| AIM |
Every line of the records must be repeated exactly; pictures stay out.

| SUPPLIED MATERIAL |
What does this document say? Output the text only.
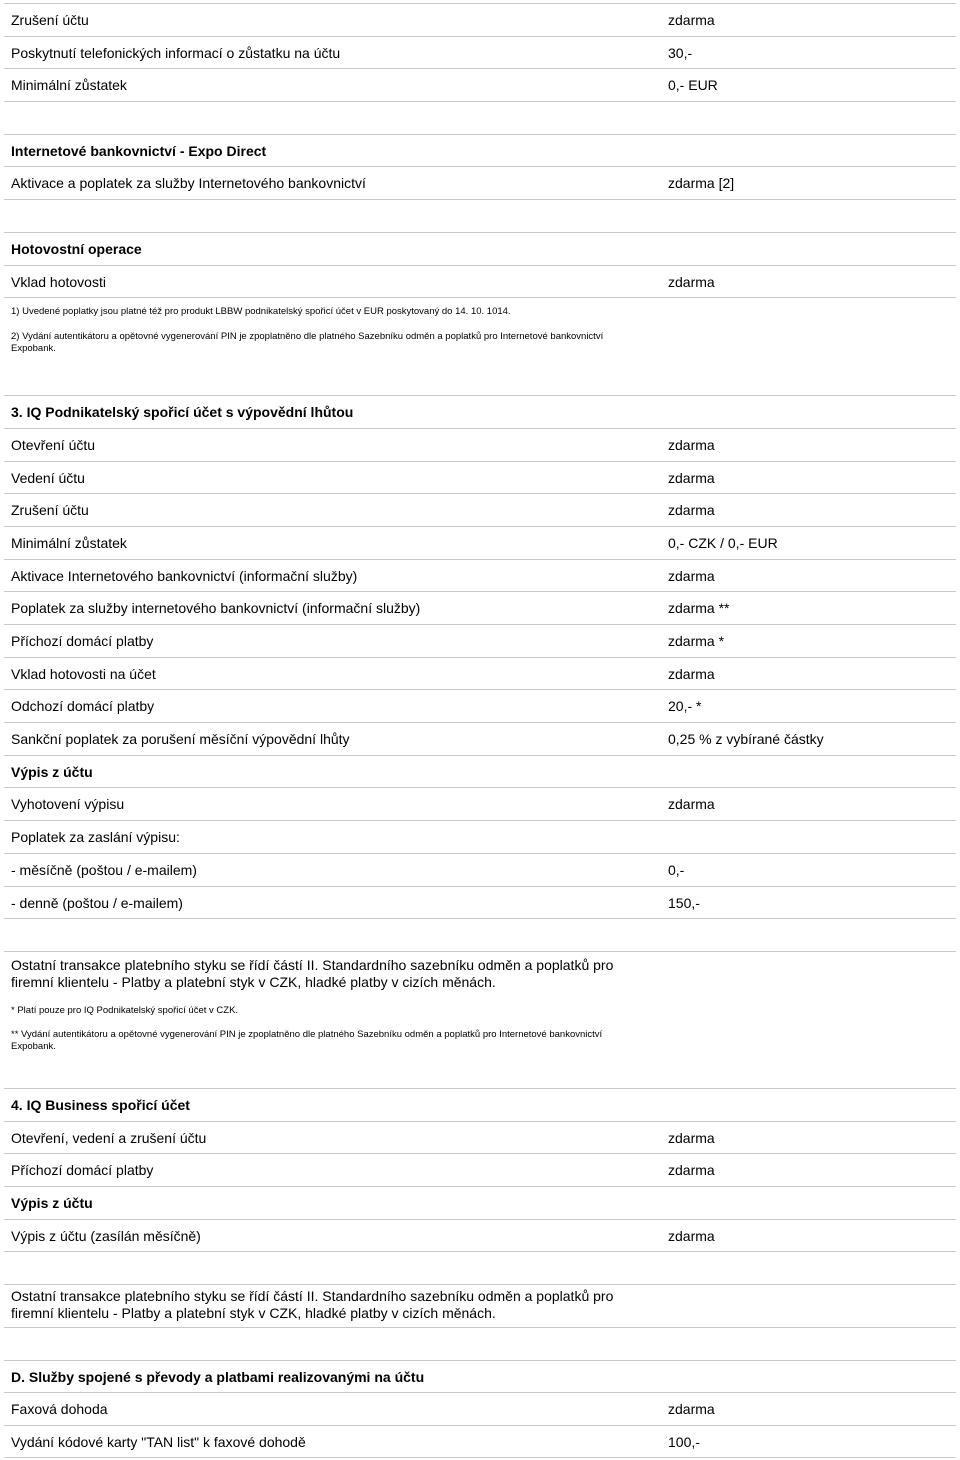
Zrušení účtu	zdarma
Poskytnutí telefonických informací o zůstatku na účtu	30,-
Minimální zůstatek	0,- EUR
Internetové bankovnictví - Expo Direct
Aktivace a poplatek za služby Internetového bankovnictví	zdarma [2]
Hotovostní operace
Vklad hotovosti	zdarma
1) Uvedené poplatky jsou platné též pro produkt LBBW podnikatelský spořicí účet v EUR poskytovaný do 14. 10. 1014.
2) Vydání autentikátoru a opětovné vygenerování PIN je zpoplatněno dle platného Sazebníku odměn a poplatků pro Internetové bankovnictví Expobank.
3. IQ Podnikatelský spořicí účet s výpovědní lhůtou
Otevření účtu	zdarma
Vedení účtu	zdarma
Zrušení účtu	zdarma
Minimální zůstatek	0,- CZK / 0,- EUR
Aktivace Internetového bankovnictví (informační služby)	zdarma
Poplatek za služby internetového bankovnictví (informační služby)	zdarma **
Příchozí domácí platby	zdarma *
Vklad hotovosti na účet	zdarma
Odchozí domácí platby	20,- *
Sankční poplatek za porušení měsíční výpovědní lhůty	0,25 % z vybírané částky
Výpis z účtu
Vyhotovení výpisu	zdarma
Poplatek za zaslání výpisu:
- měsíčně (poštou / e-mailem)	0,-
- denně (poštou / e-mailem)	150,-
Ostatní transakce platebního styku se řídí částí II. Standardního sazebníku odměn a poplatků pro firemní klientelu - Platby a platební styk v CZK, hladké platby v cizích měnách.
* Platí pouze pro IQ Podnikatelský spořicí účet v CZK.
** Vydání autentikátoru a opětovné vygenerování PIN je zpoplatněno dle platného Sazebníku odměn a poplatků pro Internetové bankovnictví Expobank.
4. IQ Business spořicí účet
Otevření, vedení a zrušení účtu	zdarma
Příchozí domácí platby	zdarma
Výpis z účtu
Výpis z účtu (zasílán měsíčně)	zdarma
Ostatní transakce platebního styku se řídí částí II. Standardního sazebníku odměn a poplatků pro firemní klientelu - Platby a platební styk v CZK, hladké platby v cizích měnách.
D. Služby spojené s převody a platbami realizovanými na účtu
Faxová dohoda	zdarma
Vydání kódové karty "TAN list" k faxové dohodě	100,-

| THE OUTPUT |
What does this document say? Output the text only.
Zrušení účtu	zdarma
Poskytnutí telefonických informací o zůstatku na účtu	30,-
Minimální zůstatek	0,- EUR
Internetové bankovnictví - Expo Direct
Aktivace a poplatek za služby Internetového bankovnictví	zdarma [2]
Hotovostní operace
Vklad hotovosti	zdarma
1) Uvedené poplatky jsou platné též pro produkt LBBW podnikatelský spořicí účet v EUR poskytovaný do 14. 10. 1014.
2) Vydání autentikátoru a opětovné vygenerování PIN je zpoplatněno dle platného Sazebníku odměn a poplatků pro Internetové bankovnictví Expobank.
3. IQ Podnikatelský spořicí účet s výpovědní lhůtou
Otevření účtu	zdarma
Vedení účtu	zdarma
Zrušení účtu	zdarma
Minimální zůstatek	0,- CZK / 0,- EUR
Aktivace Internetového bankovnictví (informační služby)	zdarma
Poplatek za služby internetového bankovnictví (informační služby)	zdarma **
Příchozí domácí platby	zdarma *
Vklad hotovosti na účet	zdarma
Odchozí domácí platby	20,- *
Sankční poplatek za porušení měsíční výpovědní lhůty	0,25 % z vybírané částky
Výpis z účtu
Vyhotovení výpisu	zdarma
Poplatek za zaslání výpisu:
- měsíčně (poštou / e-mailem)	0,-
- denně (poštou / e-mailem)	150,-
Ostatní transakce platebního styku se řídí částí II. Standardního sazebníku odměn a poplatků pro firemní klientelu - Platby a platební styk v CZK, hladké platby v cizích měnách.
* Platí pouze pro IQ Podnikatelský spořicí účet v CZK.
** Vydání autentikátoru a opětovné vygenerování PIN je zpoplatněno dle platného Sazebníku odměn a poplatků pro Internetové bankovnictví Expobank.
4. IQ Business spořicí účet
Otevření, vedení a zrušení účtu	zdarma
Příchozí domácí platby	zdarma
Výpis z účtu
Výpis z účtu (zasílán měsíčně)	zdarma
Ostatní transakce platebního styku se řídí částí II. Standardního sazebníku odměn a poplatků pro firemní klientelu - Platby a platební styk v CZK, hladké platby v cizích měnách.
D. Služby spojené s převody a platbami realizovanými na účtu
Faxová dohoda	zdarma
Vydání kódové karty "TAN list" k faxové dohodě	100,-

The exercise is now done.